Start EXERCISE INPUT

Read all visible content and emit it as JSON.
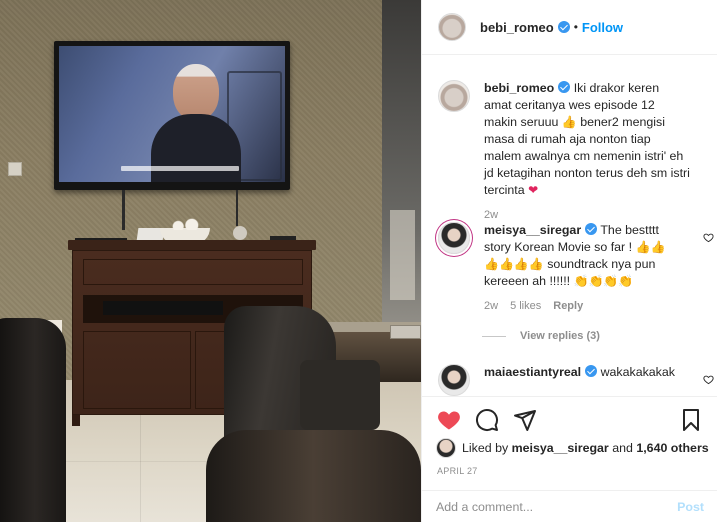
{
  "header": {
    "username": "bebi_romeo",
    "separator": "•",
    "follow_label": "Follow"
  },
  "caption": {
    "username": "bebi_romeo",
    "text_pre": "Iki drakor keren amat ceritanya wes episode 12 makin seruuu ",
    "emoji_1": "👍",
    "text_mid": " bener2 mengisi masa di rumah aja nonton tiap malem awalnya cm nemenin istri' eh jd ketagihan nonton terus deh sm istri tercinta ",
    "emoji_2": "❤",
    "age": "2w"
  },
  "comments": [
    {
      "username": "meisya__siregar",
      "text_pre": "The bestttt story Korean Movie so far ! ",
      "emojis_a": "👍👍👍👍👍👍",
      "text_mid": " soundtrack nya pun kereeen ah !!!!!! ",
      "emojis_b": "👏👏👏👏",
      "age": "2w",
      "likes": "5 likes",
      "reply_label": "Reply",
      "view_replies": "View replies (3)"
    },
    {
      "username": "maiaestiantyreal",
      "text": "wakakakakak"
    }
  ],
  "likes": {
    "prefix": "Liked by",
    "user": "meisya__siregar",
    "suffix": "and",
    "others": "1,640 others"
  },
  "date": "APRIL 27",
  "add_comment": {
    "placeholder": "Add a comment...",
    "post_label": "Post"
  },
  "icons": {
    "like": "heart-filled-icon",
    "comment": "comment-bubble-icon",
    "share": "paper-plane-icon",
    "save": "bookmark-icon",
    "verified": "verified-badge-icon",
    "comment_like": "heart-outline-icon"
  },
  "colors": {
    "accent": "#0095f6",
    "verified": "#3897f0",
    "like": "#ed4956",
    "muted": "#8e8e8e",
    "post_disabled": "#b2dffc"
  }
}
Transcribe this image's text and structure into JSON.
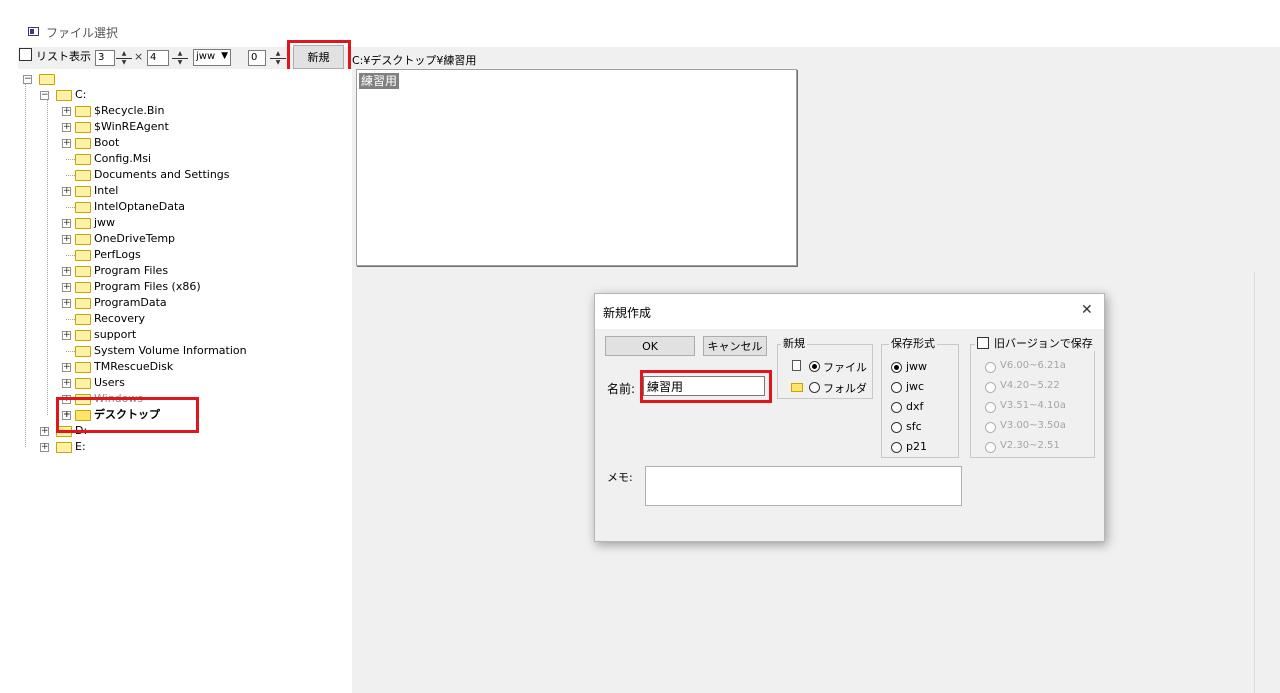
{
  "window": {
    "title": "ファイル選択"
  },
  "toolbar": {
    "list_view_label": "リスト表示",
    "cols_value": "3",
    "times_symbol": "×",
    "rows_value": "4",
    "ext_value": "jww",
    "num_value": "0",
    "new_button": "新規",
    "current_path": "C:¥デスクトップ¥練習用"
  },
  "tree": {
    "items": [
      {
        "label": "C:"
      },
      {
        "label": "$Recycle.Bin"
      },
      {
        "label": "$WinREAgent"
      },
      {
        "label": "Boot"
      },
      {
        "label": "Config.Msi"
      },
      {
        "label": "Documents and Settings"
      },
      {
        "label": "Intel"
      },
      {
        "label": "IntelOptaneData"
      },
      {
        "label": "jww"
      },
      {
        "label": "OneDriveTemp"
      },
      {
        "label": "PerfLogs"
      },
      {
        "label": "Program Files"
      },
      {
        "label": "Program Files (x86)"
      },
      {
        "label": "ProgramData"
      },
      {
        "label": "Recovery"
      },
      {
        "label": "support"
      },
      {
        "label": "System Volume Information"
      },
      {
        "label": "TMRescueDisk"
      },
      {
        "label": "Users"
      },
      {
        "label": "Windows"
      },
      {
        "label": "デスクトップ"
      },
      {
        "label": "D:"
      },
      {
        "label": "E:"
      }
    ]
  },
  "preview": {
    "folder_tag": "練習用"
  },
  "dialog": {
    "title": "新規作成",
    "close_symbol": "✕",
    "ok_button": "OK",
    "cancel_button": "キャンセル",
    "name_label": "名前:",
    "name_value": "練習用",
    "memo_label": "メモ:",
    "new_group": {
      "label": "新規",
      "file": "ファイル",
      "folder": "フォルダ"
    },
    "format_group": {
      "label": "保存形式",
      "options": [
        "jww",
        "jwc",
        "dxf",
        "sfc",
        "p21"
      ]
    },
    "old_version_group": {
      "label": "旧バージョンで保存",
      "options": [
        "V6.00~6.21a",
        "V4.20~5.22",
        "V3.51~4.10a",
        "V3.00~3.50a",
        "V2.30~2.51"
      ]
    }
  },
  "colors": {
    "highlight": "#e0161e",
    "folder": "#fff1a6",
    "preview_tag_bg": "#808080"
  }
}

End EXERCISE INPUT

- EXERCISE INSTRUCTIONS: Leave every image out, and retype the material exactly.

- REPLY:
Read all visible content and emit it as JSON.
{
  "header": {
    "username": "bebi_romeo",
    "separator": "•",
    "follow_label": "Follow"
  },
  "caption": {
    "username": "bebi_romeo",
    "text_pre": "Iki drakor keren amat ceritanya wes episode 12 makin seruuu ",
    "emoji_1": "👍",
    "text_mid": " bener2 mengisi masa di rumah aja nonton tiap malem awalnya cm nemenin istri' eh jd ketagihan nonton terus deh sm istri tercinta ",
    "emoji_2": "❤",
    "age": "2w"
  },
  "comments": [
    {
      "username": "meisya__siregar",
      "text_pre": "The bestttt story Korean Movie so far ! ",
      "emojis_a": "👍👍👍👍👍👍",
      "text_mid": " soundtrack nya pun kereeen ah !!!!!! ",
      "emojis_b": "👏👏👏👏",
      "age": "2w",
      "likes": "5 likes",
      "reply_label": "Reply",
      "view_replies": "View replies (3)"
    },
    {
      "username": "maiaestiantyreal",
      "text": "wakakakakak"
    }
  ],
  "likes": {
    "prefix": "Liked by",
    "user": "meisya__siregar",
    "suffix": "and",
    "others": "1,640 others"
  },
  "date": "APRIL 27",
  "add_comment": {
    "placeholder": "Add a comment...",
    "post_label": "Post"
  },
  "icons": {
    "like": "heart-filled-icon",
    "comment": "comment-bubble-icon",
    "share": "paper-plane-icon",
    "save": "bookmark-icon",
    "verified": "verified-badge-icon",
    "comment_like": "heart-outline-icon"
  },
  "colors": {
    "accent": "#0095f6",
    "verified": "#3897f0",
    "like": "#ed4956",
    "muted": "#8e8e8e",
    "post_disabled": "#b2dffc"
  }
}
Transcribe this image's text and structure into JSON.
{
  "window": {
    "title": "ファイル選択"
  },
  "toolbar": {
    "list_view_label": "リスト表示",
    "cols_value": "3",
    "times_symbol": "×",
    "rows_value": "4",
    "ext_value": "jww",
    "num_value": "0",
    "new_button": "新規",
    "current_path": "C:¥デスクトップ¥練習用"
  },
  "tree": {
    "items": [
      {
        "label": "C:"
      },
      {
        "label": "$Recycle.Bin"
      },
      {
        "label": "$WinREAgent"
      },
      {
        "label": "Boot"
      },
      {
        "label": "Config.Msi"
      },
      {
        "label": "Documents and Settings"
      },
      {
        "label": "Intel"
      },
      {
        "label": "IntelOptaneData"
      },
      {
        "label": "jww"
      },
      {
        "label": "OneDriveTemp"
      },
      {
        "label": "PerfLogs"
      },
      {
        "label": "Program Files"
      },
      {
        "label": "Program Files (x86)"
      },
      {
        "label": "ProgramData"
      },
      {
        "label": "Recovery"
      },
      {
        "label": "support"
      },
      {
        "label": "System Volume Information"
      },
      {
        "label": "TMRescueDisk"
      },
      {
        "label": "Users"
      },
      {
        "label": "Windows"
      },
      {
        "label": "デスクトップ"
      },
      {
        "label": "D:"
      },
      {
        "label": "E:"
      }
    ]
  },
  "preview": {
    "folder_tag": "練習用"
  },
  "dialog": {
    "title": "新規作成",
    "close_symbol": "✕",
    "ok_button": "OK",
    "cancel_button": "キャンセル",
    "name_label": "名前:",
    "name_value": "練習用",
    "memo_label": "メモ:",
    "new_group": {
      "label": "新規",
      "file": "ファイル",
      "folder": "フォルダ"
    },
    "format_group": {
      "label": "保存形式",
      "options": [
        "jww",
        "jwc",
        "dxf",
        "sfc",
        "p21"
      ]
    },
    "old_version_group": {
      "label": "旧バージョンで保存",
      "options": [
        "V6.00~6.21a",
        "V4.20~5.22",
        "V3.51~4.10a",
        "V3.00~3.50a",
        "V2.30~2.51"
      ]
    }
  },
  "colors": {
    "highlight": "#e0161e",
    "folder": "#fff1a6",
    "preview_tag_bg": "#808080"
  }
}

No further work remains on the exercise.